Quote the records beneath, complete and exact. Leave out images.

++++ Given information ++++

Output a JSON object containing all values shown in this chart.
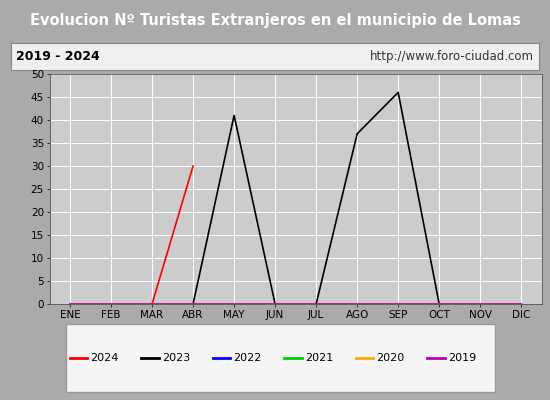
{
  "title": "Evolucion Nº Turistas Extranjeros en el municipio de Lomas",
  "subtitle_left": "2019 - 2024",
  "subtitle_right": "http://www.foro-ciudad.com",
  "title_bg": "#4477cc",
  "title_color": "#ffffff",
  "subtitle_bg": "#f0f0f0",
  "plot_bg": "#cccccc",
  "fig_bg": "#aaaaaa",
  "months": [
    "ENE",
    "FEB",
    "MAR",
    "ABR",
    "MAY",
    "JUN",
    "JUL",
    "AGO",
    "SEP",
    "OCT",
    "NOV",
    "DIC"
  ],
  "ylim": [
    0,
    50
  ],
  "yticks": [
    0,
    5,
    10,
    15,
    20,
    25,
    30,
    35,
    40,
    45,
    50
  ],
  "series": {
    "2024": {
      "color": "#ff0000",
      "data": [
        null,
        null,
        0,
        30,
        null,
        null,
        null,
        null,
        null,
        null,
        null,
        null
      ]
    },
    "2023": {
      "color": "#000000",
      "data": [
        0,
        0,
        0,
        0,
        41,
        0,
        0,
        37,
        46,
        0,
        0,
        0
      ]
    },
    "2022": {
      "color": "#0000ff",
      "data": [
        0,
        0,
        0,
        0,
        0,
        0,
        0,
        0,
        0,
        0,
        0,
        0
      ]
    },
    "2021": {
      "color": "#00cc00",
      "data": [
        0,
        0,
        0,
        0,
        0,
        0,
        0,
        0,
        0,
        0,
        0,
        0
      ]
    },
    "2020": {
      "color": "#ffaa00",
      "data": [
        0,
        0,
        0,
        0,
        0,
        0,
        0,
        0,
        0,
        0,
        0,
        0
      ]
    },
    "2019": {
      "color": "#bb00bb",
      "data": [
        0,
        0,
        0,
        0,
        0,
        0,
        0,
        0,
        0,
        0,
        0,
        0
      ]
    }
  },
  "legend_order": [
    "2024",
    "2023",
    "2022",
    "2021",
    "2020",
    "2019"
  ],
  "title_fontsize": 10.5,
  "subtitle_fontsize": 9,
  "tick_fontsize": 7.5,
  "legend_fontsize": 8
}
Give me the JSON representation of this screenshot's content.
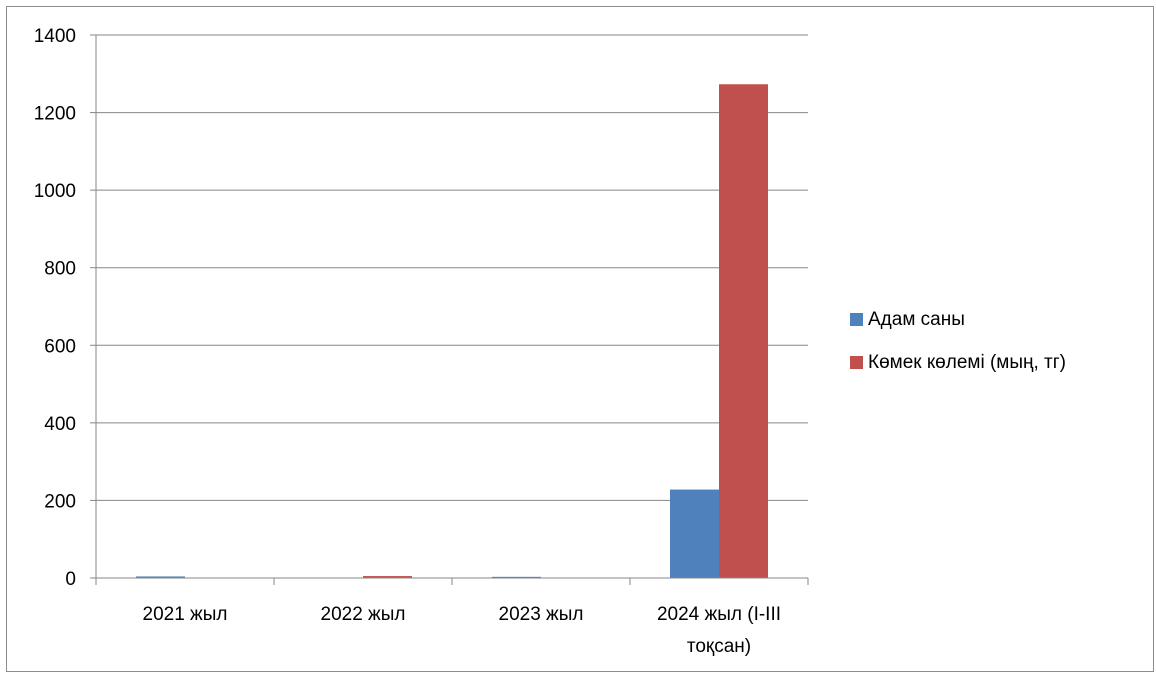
{
  "chart_data": {
    "type": "bar",
    "categories": [
      [
        "2021 жыл"
      ],
      [
        "2022 жыл"
      ],
      [
        "2023 жыл"
      ],
      [
        "2024 жыл (I-III",
        "тоқсан)"
      ]
    ],
    "series": [
      {
        "name": "Адам саны",
        "color": "#4f81bd",
        "values": [
          4,
          1,
          3,
          228
        ]
      },
      {
        "name": "Көмек көлемі (мың, тг)",
        "color": "#c0504d",
        "values": [
          1,
          5,
          1,
          1273
        ]
      }
    ],
    "ylim": [
      0,
      1400
    ],
    "yticks": [
      0,
      200,
      400,
      600,
      800,
      1000,
      1200,
      1400
    ],
    "grid": true,
    "legend": "right"
  }
}
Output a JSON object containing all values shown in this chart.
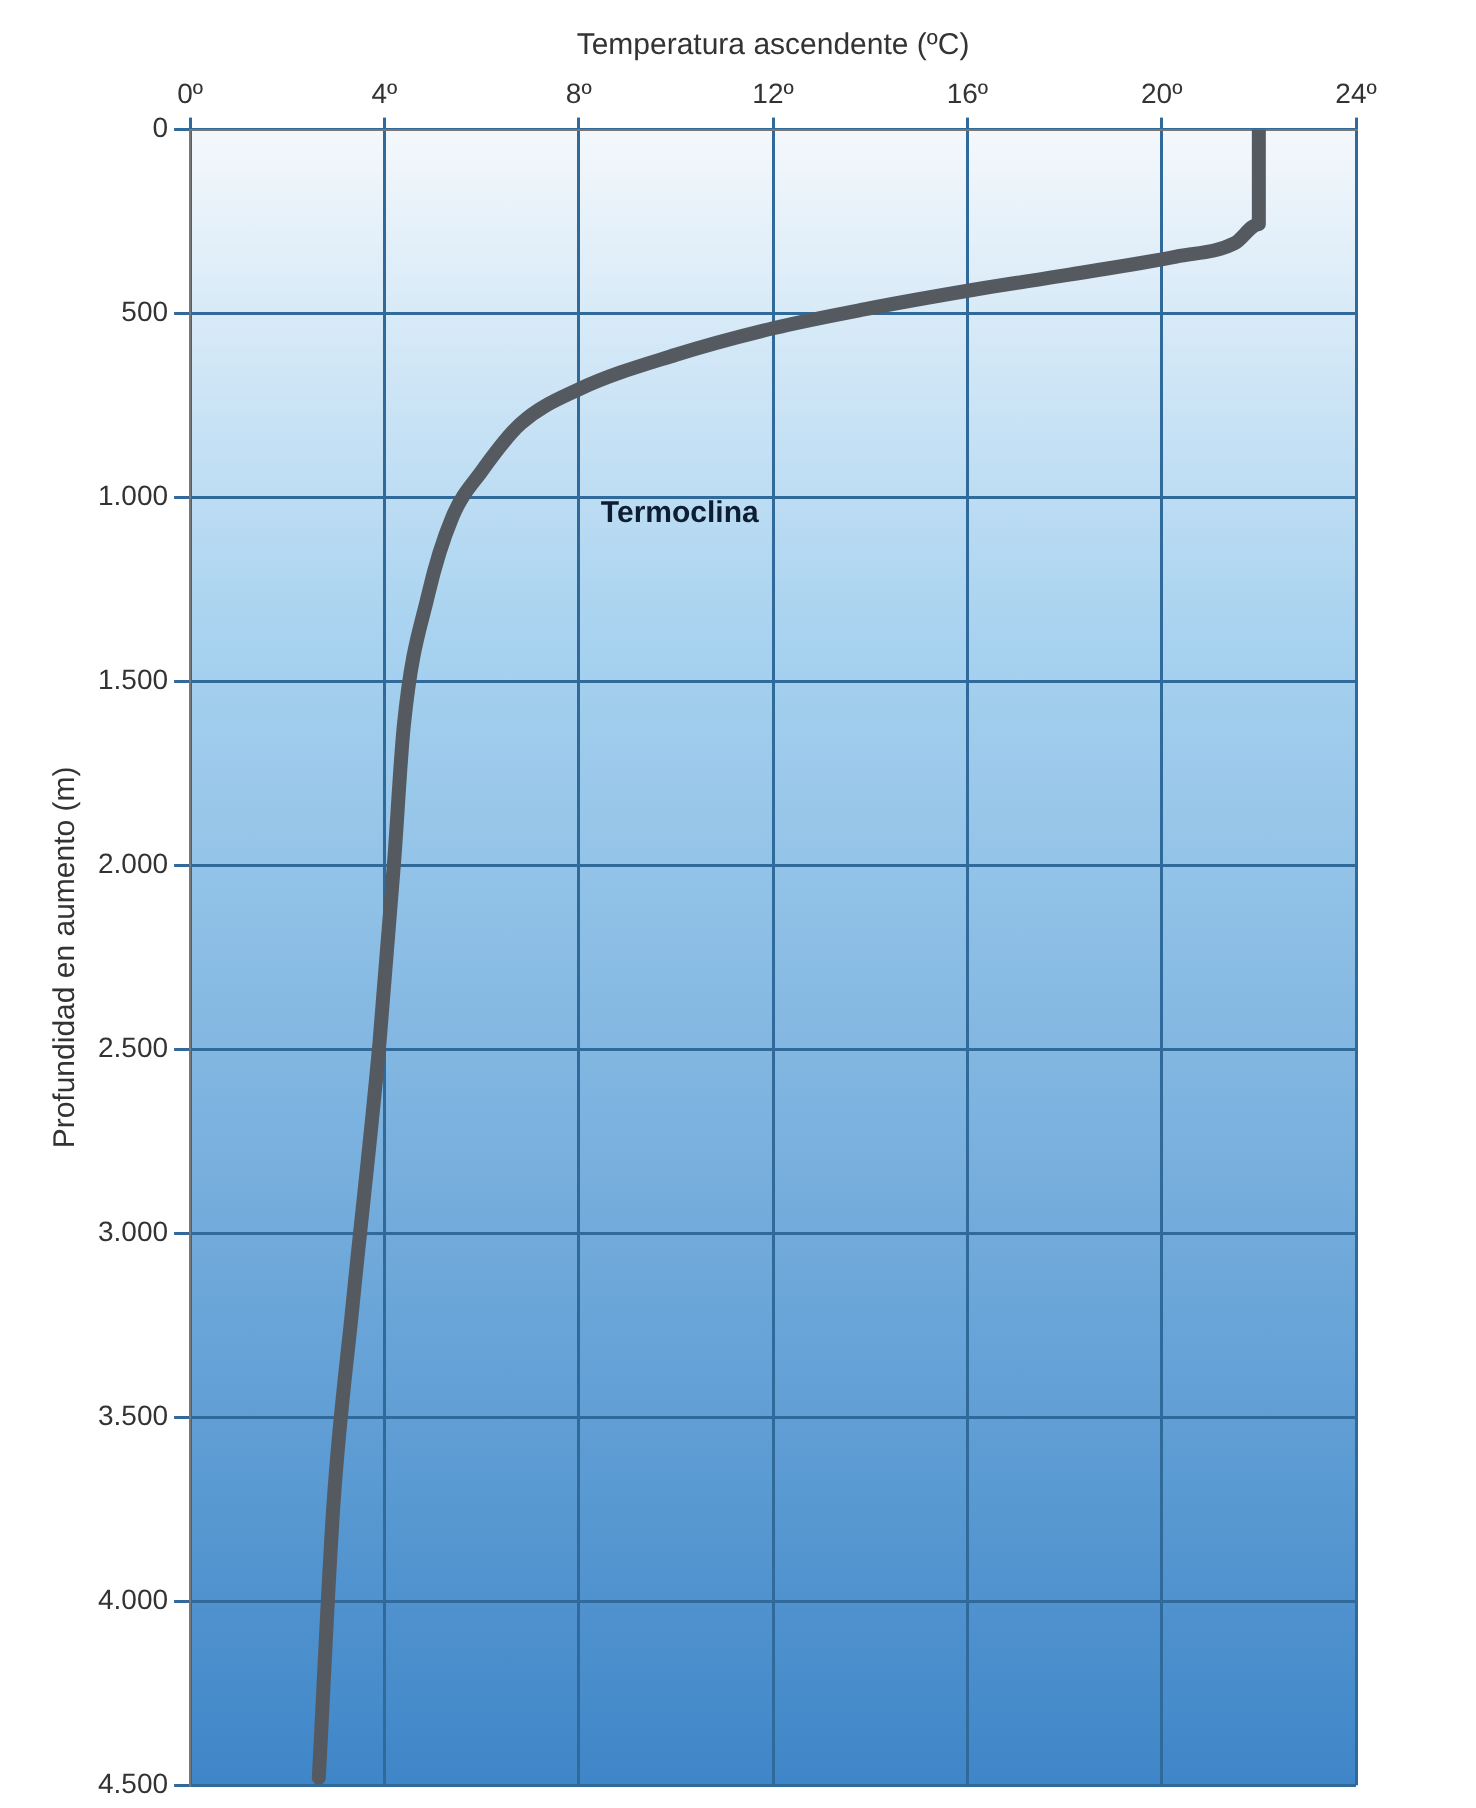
{
  "chart_data": {
    "type": "line",
    "xlabel": "Temperatura ascendente (ºC)",
    "ylabel": "Profundidad en aumento (m)",
    "x": [
      22,
      22,
      22,
      21.5,
      20.3,
      18.1,
      16.1,
      13.9,
      12,
      10,
      8,
      6.8,
      6,
      5.4,
      4.9,
      4.4,
      4.2,
      3.9,
      3.35,
      2.95,
      2.65
    ],
    "series": [
      {
        "color": "#555a60",
        "values": [
          0,
          170,
          257,
          309,
          345,
          394,
          436,
          488,
          540,
          612,
          706,
          800,
          929,
          1053,
          1265,
          1620,
          1990,
          2480,
          3190,
          3740,
          4480
        ]
      }
    ],
    "xlim": [
      0,
      24
    ],
    "xticks": [
      {
        "value": 0,
        "label": "0º"
      },
      {
        "value": 4,
        "label": "4º"
      },
      {
        "value": 8,
        "label": "8º"
      },
      {
        "value": 12,
        "label": "12º"
      },
      {
        "value": 16,
        "label": "16º"
      },
      {
        "value": 20,
        "label": "20º"
      },
      {
        "value": 24,
        "label": "24º"
      }
    ],
    "ylim": [
      4500,
      0
    ],
    "yticks": [
      0,
      500,
      {
        "value": 1000,
        "label": "1.000"
      },
      {
        "value": 1500,
        "label": "1.500"
      },
      {
        "value": 2000,
        "label": "2.000"
      },
      {
        "value": 2500,
        "label": "2.500"
      },
      {
        "value": 3000,
        "label": "3.000"
      },
      {
        "value": 3500,
        "label": "3.500"
      },
      {
        "value": 4000,
        "label": "4.000"
      },
      {
        "value": 4500,
        "label": "4.500"
      }
    ],
    "annotations": [
      "Termoclina"
    ],
    "grid": true,
    "legend": false,
    "marker": "none",
    "line_style": "solid"
  }
}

++++

**Response to this exercise**
Output a JSON object containing all values shown in this chart.
{
  "title": "Evolucion Nº Turistas Extranjeros en el municipio de Lomas",
  "subtitle_left": "2019 - 2024",
  "subtitle_right": "http://www.foro-ciudad.com",
  "title_bg": "#4477cc",
  "title_color": "#ffffff",
  "subtitle_bg": "#f0f0f0",
  "plot_bg": "#cccccc",
  "fig_bg": "#aaaaaa",
  "months": [
    "ENE",
    "FEB",
    "MAR",
    "ABR",
    "MAY",
    "JUN",
    "JUL",
    "AGO",
    "SEP",
    "OCT",
    "NOV",
    "DIC"
  ],
  "ylim": [
    0,
    50
  ],
  "yticks": [
    0,
    5,
    10,
    15,
    20,
    25,
    30,
    35,
    40,
    45,
    50
  ],
  "series": {
    "2024": {
      "color": "#ff0000",
      "data": [
        null,
        null,
        0,
        30,
        null,
        null,
        null,
        null,
        null,
        null,
        null,
        null
      ]
    },
    "2023": {
      "color": "#000000",
      "data": [
        0,
        0,
        0,
        0,
        41,
        0,
        0,
        37,
        46,
        0,
        0,
        0
      ]
    },
    "2022": {
      "color": "#0000ff",
      "data": [
        0,
        0,
        0,
        0,
        0,
        0,
        0,
        0,
        0,
        0,
        0,
        0
      ]
    },
    "2021": {
      "color": "#00cc00",
      "data": [
        0,
        0,
        0,
        0,
        0,
        0,
        0,
        0,
        0,
        0,
        0,
        0
      ]
    },
    "2020": {
      "color": "#ffaa00",
      "data": [
        0,
        0,
        0,
        0,
        0,
        0,
        0,
        0,
        0,
        0,
        0,
        0
      ]
    },
    "2019": {
      "color": "#bb00bb",
      "data": [
        0,
        0,
        0,
        0,
        0,
        0,
        0,
        0,
        0,
        0,
        0,
        0
      ]
    }
  },
  "legend_order": [
    "2024",
    "2023",
    "2022",
    "2021",
    "2020",
    "2019"
  ],
  "title_fontsize": 10.5,
  "subtitle_fontsize": 9,
  "tick_fontsize": 7.5,
  "legend_fontsize": 8
}
Give me the JSON representation of this screenshot's content.
{
  "chart_data": {
    "type": "bar",
    "categories": [
      [
        "2021 жыл"
      ],
      [
        "2022 жыл"
      ],
      [
        "2023 жыл"
      ],
      [
        "2024 жыл (I-III",
        "тоқсан)"
      ]
    ],
    "series": [
      {
        "name": "Адам саны",
        "color": "#4f81bd",
        "values": [
          4,
          1,
          3,
          228
        ]
      },
      {
        "name": "Көмек көлемі (мың, тг)",
        "color": "#c0504d",
        "values": [
          1,
          5,
          1,
          1273
        ]
      }
    ],
    "ylim": [
      0,
      1400
    ],
    "yticks": [
      0,
      200,
      400,
      600,
      800,
      1000,
      1200,
      1400
    ],
    "grid": true,
    "legend": "right"
  }
}
Output a JSON object containing all values shown in this chart.
{
  "chart_data": {
    "type": "line",
    "xlabel": "Temperatura ascendente (ºC)",
    "ylabel": "Profundidad en aumento (m)",
    "x": [
      22,
      22,
      22,
      21.5,
      20.3,
      18.1,
      16.1,
      13.9,
      12,
      10,
      8,
      6.8,
      6,
      5.4,
      4.9,
      4.4,
      4.2,
      3.9,
      3.35,
      2.95,
      2.65
    ],
    "series": [
      {
        "color": "#555a60",
        "values": [
          0,
          170,
          257,
          309,
          345,
          394,
          436,
          488,
          540,
          612,
          706,
          800,
          929,
          1053,
          1265,
          1620,
          1990,
          2480,
          3190,
          3740,
          4480
        ]
      }
    ],
    "xlim": [
      0,
      24
    ],
    "xticks": [
      {
        "value": 0,
        "label": "0º"
      },
      {
        "value": 4,
        "label": "4º"
      },
      {
        "value": 8,
        "label": "8º"
      },
      {
        "value": 12,
        "label": "12º"
      },
      {
        "value": 16,
        "label": "16º"
      },
      {
        "value": 20,
        "label": "20º"
      },
      {
        "value": 24,
        "label": "24º"
      }
    ],
    "ylim": [
      4500,
      0
    ],
    "yticks": [
      0,
      500,
      {
        "value": 1000,
        "label": "1.000"
      },
      {
        "value": 1500,
        "label": "1.500"
      },
      {
        "value": 2000,
        "label": "2.000"
      },
      {
        "value": 2500,
        "label": "2.500"
      },
      {
        "value": 3000,
        "label": "3.000"
      },
      {
        "value": 3500,
        "label": "3.500"
      },
      {
        "value": 4000,
        "label": "4.000"
      },
      {
        "value": 4500,
        "label": "4.500"
      }
    ],
    "annotations": [
      "Termoclina"
    ],
    "grid": true,
    "legend": false,
    "marker": "none",
    "line_style": "solid"
  }
}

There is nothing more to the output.